EXERCISE REQUIREMENTS.
Print the entries below word for word; the pictures stay out of your copy.

DATA.
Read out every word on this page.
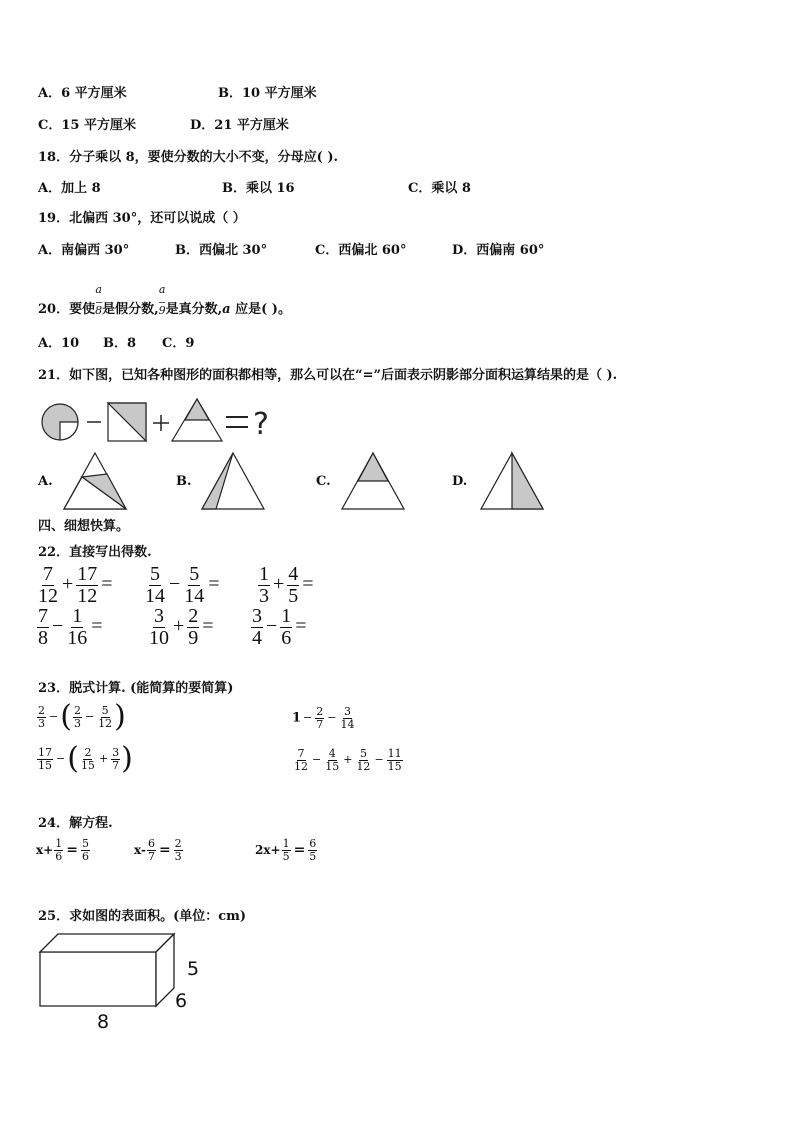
A．6 平方厘米	B．10 平方厘米
C．15 平方厘米	D．21 平方厘米
18．分子乘以 8，要使分数的大小不变，分母应( ).
A．加上 8	B．乘以 16	C．乘以 8
19．北偏西 30°，还可以说成（ ）
A．南偏西 30°	B．西偏北 30°	C．西偏北 60°	D．西偏南 60°
20．要使 $\frac{a}{8}$ 是假分数, $\frac{a}{9}$ 是真分数,a 应是( )。
A．10 B．8 C．9
21．如下图，已知各种图形的面积都相等，那么可以在“=”后面表示阴影部分面积运算结果的是（ ).
?
A.	B.	C.	D.
四、细想快算。
22．直接写出得数.
$\frac{7}{12} + \frac{17}{12} = \frac{5}{14} - \frac{5}{14} = \frac{1}{3} + \frac{4}{5}$ =
$\frac{7}{8} - \frac{1}{16} = \frac{3}{10} + \frac{2}{9} = \frac{3}{4} - \frac{1}{6}$ =
23．脱式计算. (能简算的要简算)
$\frac{2}{3}$ −( $\frac{2}{3} - \frac{5}{12}$ )	$1 - \frac{2}{7} - \frac{3}{14}$
$\frac{17}{15}$ −( $\frac{2}{15} + \frac{3}{7}$ )	$\frac{7}{12} - \frac{4}{15} + \frac{5}{12} - \frac{11}{15}$
24．解方程.
$x+ \frac{1}{6} = \frac{5}{6}$	$x- \frac{6}{7} = \frac{2}{3}$	$2x+ \frac{1}{5} = \frac{6}{5}$
25．求如图的表面积。(单位：cm)
5
6
8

TASK ANSWER.
Read out every word on this page.
A．6 平方厘米	B．10 平方厘米
C．15 平方厘米	D．21 平方厘米
18．分子乘以 8，要使分数的大小不变，分母应( ).
A．加上 8	B．乘以 16	C．乘以 8
19．北偏西 30°，还可以说成（ ）
A．南偏西 30°	B．西偏北 30°	C．西偏北 60°	D．西偏南 60°
20．要使 $\frac{a}{8}$ 是假分数, $\frac{a}{9}$ 是真分数,a 应是( )。
A．10 B．8 C．9
21．如下图，已知各种图形的面积都相等，那么可以在“=”后面表示阴影部分面积运算结果的是（ ).
?
A.	B.	C.	D.
四、细想快算。
22．直接写出得数.
$\frac{7}{12} + \frac{17}{12} = \frac{5}{14} - \frac{5}{14} = \frac{1}{3} + \frac{4}{5}$ =
$\frac{7}{8} - \frac{1}{16} = \frac{3}{10} + \frac{2}{9} = \frac{3}{4} - \frac{1}{6}$ =
23．脱式计算. (能简算的要简算)
$\frac{2}{3}$ −( $\frac{2}{3} - \frac{5}{12}$ )	$1 - \frac{2}{7} - \frac{3}{14}$
$\frac{17}{15}$ −( $\frac{2}{15} + \frac{3}{7}$ )	$\frac{7}{12} - \frac{4}{15} + \frac{5}{12} - \frac{11}{15}$
24．解方程.
$x+ \frac{1}{6} = \frac{5}{6}$	$x- \frac{6}{7} = \frac{2}{3}$	$2x+ \frac{1}{5} = \frac{6}{5}$
25．求如图的表面积。(单位：cm)
5
6
8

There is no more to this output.